The reviewed volume is composed of two essays by Badiou, ‘Wittgenstein’s Antiphilosophy’ and ‘The Languages of Wittgenstein’, and a lengthy translator’s Introduction (66 pages), by Bruno Bosteels, professor of Romance Studies at Cornell University, and translator of, among other things, Badiou’s other seminal text, Theory of the Subject. This provides ample background to Badiou’s work, to the notion of antiphilosophy, and the origin of the translated texts. The notion of antiphilosophy was revived by Lacan ‘for the purpose of defining the relation of his view of the Freudian field to what has traditionally been handed down to us as philosophy since at least Plato’ (6). Lacan considers philosophy a form of psychosis, which should be kept in mind also when reading Badiou. The translator observes that Badiou’s investigation of antiphilosophy follows his ‘earlier attempt at defining the specificity of the philosophical act’ (13), and quotes the opening lines from Being and Event: ‘Marx announces the end of philosophy and its realization in practice. Lacan speaks of “antiphilosophy”, and relegates speculative totalization to the imaginery’ (22). This line of reasoning finds an interesting coda in the discussion of Wittgenstein’s Tractatus Logico-Philosophicus.

#### SUPPLIED INFORMATION
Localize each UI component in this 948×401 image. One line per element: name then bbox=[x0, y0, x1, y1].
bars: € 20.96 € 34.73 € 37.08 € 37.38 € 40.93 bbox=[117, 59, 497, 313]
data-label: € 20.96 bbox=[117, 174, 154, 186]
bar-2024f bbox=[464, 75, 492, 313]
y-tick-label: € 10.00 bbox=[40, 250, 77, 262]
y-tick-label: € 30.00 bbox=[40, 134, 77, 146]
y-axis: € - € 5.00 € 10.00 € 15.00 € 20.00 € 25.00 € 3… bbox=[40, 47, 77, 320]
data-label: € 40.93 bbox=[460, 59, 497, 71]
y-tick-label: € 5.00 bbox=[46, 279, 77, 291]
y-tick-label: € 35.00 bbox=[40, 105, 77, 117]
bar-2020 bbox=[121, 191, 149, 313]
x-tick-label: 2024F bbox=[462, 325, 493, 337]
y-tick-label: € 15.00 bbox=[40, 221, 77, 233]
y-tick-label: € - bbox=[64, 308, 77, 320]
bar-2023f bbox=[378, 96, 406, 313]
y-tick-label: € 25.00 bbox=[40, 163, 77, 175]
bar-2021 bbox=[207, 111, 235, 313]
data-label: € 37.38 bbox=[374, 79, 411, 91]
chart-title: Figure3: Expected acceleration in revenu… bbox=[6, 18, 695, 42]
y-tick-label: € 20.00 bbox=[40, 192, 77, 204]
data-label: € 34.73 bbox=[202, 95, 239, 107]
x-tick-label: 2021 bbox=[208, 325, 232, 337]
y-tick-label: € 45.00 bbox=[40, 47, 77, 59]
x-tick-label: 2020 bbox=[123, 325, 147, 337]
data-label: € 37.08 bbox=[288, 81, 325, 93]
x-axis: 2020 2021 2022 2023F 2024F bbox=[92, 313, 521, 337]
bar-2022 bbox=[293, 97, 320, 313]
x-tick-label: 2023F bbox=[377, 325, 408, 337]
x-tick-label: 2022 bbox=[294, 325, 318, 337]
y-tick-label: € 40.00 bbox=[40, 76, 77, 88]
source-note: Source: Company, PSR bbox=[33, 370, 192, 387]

#### SET EXERCISE
Carry on the review of Badiou's essays on Wittgenstein, starting after its final sentence.

#### FINAL RESULT
Bosteels also discusses the relation between philosophers, sophists and antiphilosophers, and offers a telling quote from Badiou’s other work (Manifest for Philosophy, 1999), in which the French philosopher considers Wittgenstein a modern sophist: ‘Wittgenstein is our Gorgias, and we respect him as such’ (18). In Wittgenstein’s Antiphilosophy the relation between sophists and antiphilosophers is thoroughly redefined, nevertheless according to Badiou ‘in every modern antiphilosophy there are always numerous sophistic elements’ (25).

Badiou opens his study with the following remark: ‘Among the most interesting philosophers there are those whom I call antiphilosophers, taking my lead from Lacan’ (67). Those antiphilosophers are ‘awakeners’ who force other philosophers not to forget that the truths to which philosophy bears witness are always contemporary to it, and ‘for the antiphilosophers, the pains and ecstasies of personal life bear witness to the fact that the concept haunts the temporal present all the way to include the throes of the body’ (69). The French philosopher has so far devoted his seminars (at the École Normale Supérieure in Paris) to ‘the great modern antiphilosophers’, Nietzsche, Wittgenstein, and Lacan himself, and additionally, to Saint Paul, ‘the inventor of the antiphilosophical position’ (69). Thereafter Wittgenstein (or, strictly speaking, Wittgenstein as the author of the Tractatus Logico-Philosophicus) is considered by Badiou as a prototypical antiphilosopher, in the tradition represented by Socrates, Pascal, Rousseau, Kierkegaard, Nietzsche, and Lacan.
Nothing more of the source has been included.